— START OF Given records —

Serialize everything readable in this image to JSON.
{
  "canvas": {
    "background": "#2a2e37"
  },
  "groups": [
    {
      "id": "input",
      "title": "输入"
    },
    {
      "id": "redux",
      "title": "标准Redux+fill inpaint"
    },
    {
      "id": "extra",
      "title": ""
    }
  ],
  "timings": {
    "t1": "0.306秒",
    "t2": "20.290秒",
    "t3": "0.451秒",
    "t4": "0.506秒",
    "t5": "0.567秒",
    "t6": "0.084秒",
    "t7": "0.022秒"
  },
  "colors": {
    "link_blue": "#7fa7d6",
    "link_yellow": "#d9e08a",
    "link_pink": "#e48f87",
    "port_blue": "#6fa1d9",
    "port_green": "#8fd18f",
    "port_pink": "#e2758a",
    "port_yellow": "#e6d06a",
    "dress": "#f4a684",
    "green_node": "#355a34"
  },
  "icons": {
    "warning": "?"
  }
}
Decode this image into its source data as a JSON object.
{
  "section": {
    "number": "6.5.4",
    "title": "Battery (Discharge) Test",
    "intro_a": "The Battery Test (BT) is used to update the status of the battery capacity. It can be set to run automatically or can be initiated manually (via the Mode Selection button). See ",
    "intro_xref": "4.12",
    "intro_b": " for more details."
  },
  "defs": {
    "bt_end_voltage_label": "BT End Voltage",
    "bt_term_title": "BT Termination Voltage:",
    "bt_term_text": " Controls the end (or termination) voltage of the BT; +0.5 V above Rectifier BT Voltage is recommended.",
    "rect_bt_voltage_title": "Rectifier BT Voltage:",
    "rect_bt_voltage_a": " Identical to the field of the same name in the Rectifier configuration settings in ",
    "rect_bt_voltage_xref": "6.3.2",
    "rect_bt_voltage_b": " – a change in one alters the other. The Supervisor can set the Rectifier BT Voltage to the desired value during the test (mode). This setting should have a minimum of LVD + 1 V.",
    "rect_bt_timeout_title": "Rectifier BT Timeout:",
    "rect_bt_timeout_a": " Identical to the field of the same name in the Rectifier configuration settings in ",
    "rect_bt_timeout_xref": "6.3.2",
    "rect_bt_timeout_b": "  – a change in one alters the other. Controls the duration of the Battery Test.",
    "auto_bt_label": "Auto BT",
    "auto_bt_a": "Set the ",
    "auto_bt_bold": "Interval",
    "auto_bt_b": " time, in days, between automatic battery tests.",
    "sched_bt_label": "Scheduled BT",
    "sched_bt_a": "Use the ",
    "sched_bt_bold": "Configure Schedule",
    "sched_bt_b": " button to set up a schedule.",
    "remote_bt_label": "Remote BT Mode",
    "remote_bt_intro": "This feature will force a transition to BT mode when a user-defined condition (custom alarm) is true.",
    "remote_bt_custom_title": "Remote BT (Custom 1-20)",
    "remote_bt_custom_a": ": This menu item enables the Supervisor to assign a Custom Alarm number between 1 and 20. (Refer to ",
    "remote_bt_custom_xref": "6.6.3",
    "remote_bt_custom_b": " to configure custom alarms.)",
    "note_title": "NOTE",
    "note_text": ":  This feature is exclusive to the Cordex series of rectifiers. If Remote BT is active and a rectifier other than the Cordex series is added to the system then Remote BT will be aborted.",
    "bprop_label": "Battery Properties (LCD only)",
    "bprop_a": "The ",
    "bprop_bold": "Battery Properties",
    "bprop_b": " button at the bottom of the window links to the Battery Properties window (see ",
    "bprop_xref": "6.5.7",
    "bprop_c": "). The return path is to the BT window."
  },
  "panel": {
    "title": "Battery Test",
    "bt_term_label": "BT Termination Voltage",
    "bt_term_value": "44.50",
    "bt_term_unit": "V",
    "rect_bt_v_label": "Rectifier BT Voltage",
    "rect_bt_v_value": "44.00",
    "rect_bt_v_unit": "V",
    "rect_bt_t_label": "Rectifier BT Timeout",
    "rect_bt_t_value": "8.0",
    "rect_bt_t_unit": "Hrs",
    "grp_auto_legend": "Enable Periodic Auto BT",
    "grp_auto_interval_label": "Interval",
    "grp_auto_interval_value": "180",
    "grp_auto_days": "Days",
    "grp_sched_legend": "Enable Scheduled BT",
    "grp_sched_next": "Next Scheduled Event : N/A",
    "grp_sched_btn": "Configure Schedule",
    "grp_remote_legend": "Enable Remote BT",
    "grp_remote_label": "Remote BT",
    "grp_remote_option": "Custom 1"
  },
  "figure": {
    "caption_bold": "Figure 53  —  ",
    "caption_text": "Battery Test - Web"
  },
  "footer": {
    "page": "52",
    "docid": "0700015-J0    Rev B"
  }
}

— END OF Given records —

▶ [Problem] Return, from the data, each line that has the word "other" in it.

▶ [Output for this exercise]
    "rect_bt_voltage_b": " – a change in one alters the other. The Supervisor can set the Rectifier BT Voltage to the desired value during the test (mode). This setting should have a minimum of LVD + 1 V.",
    "rect_bt_timeout_b": "  – a change in one alters the other. Controls the duration of the Battery Test.",
    "note_text": ":  This feature is exclusive to the Cordex series of rectifiers. If Remote BT is active and a rectifier other than the Cordex series is added to the system then Remote BT will be aborted.",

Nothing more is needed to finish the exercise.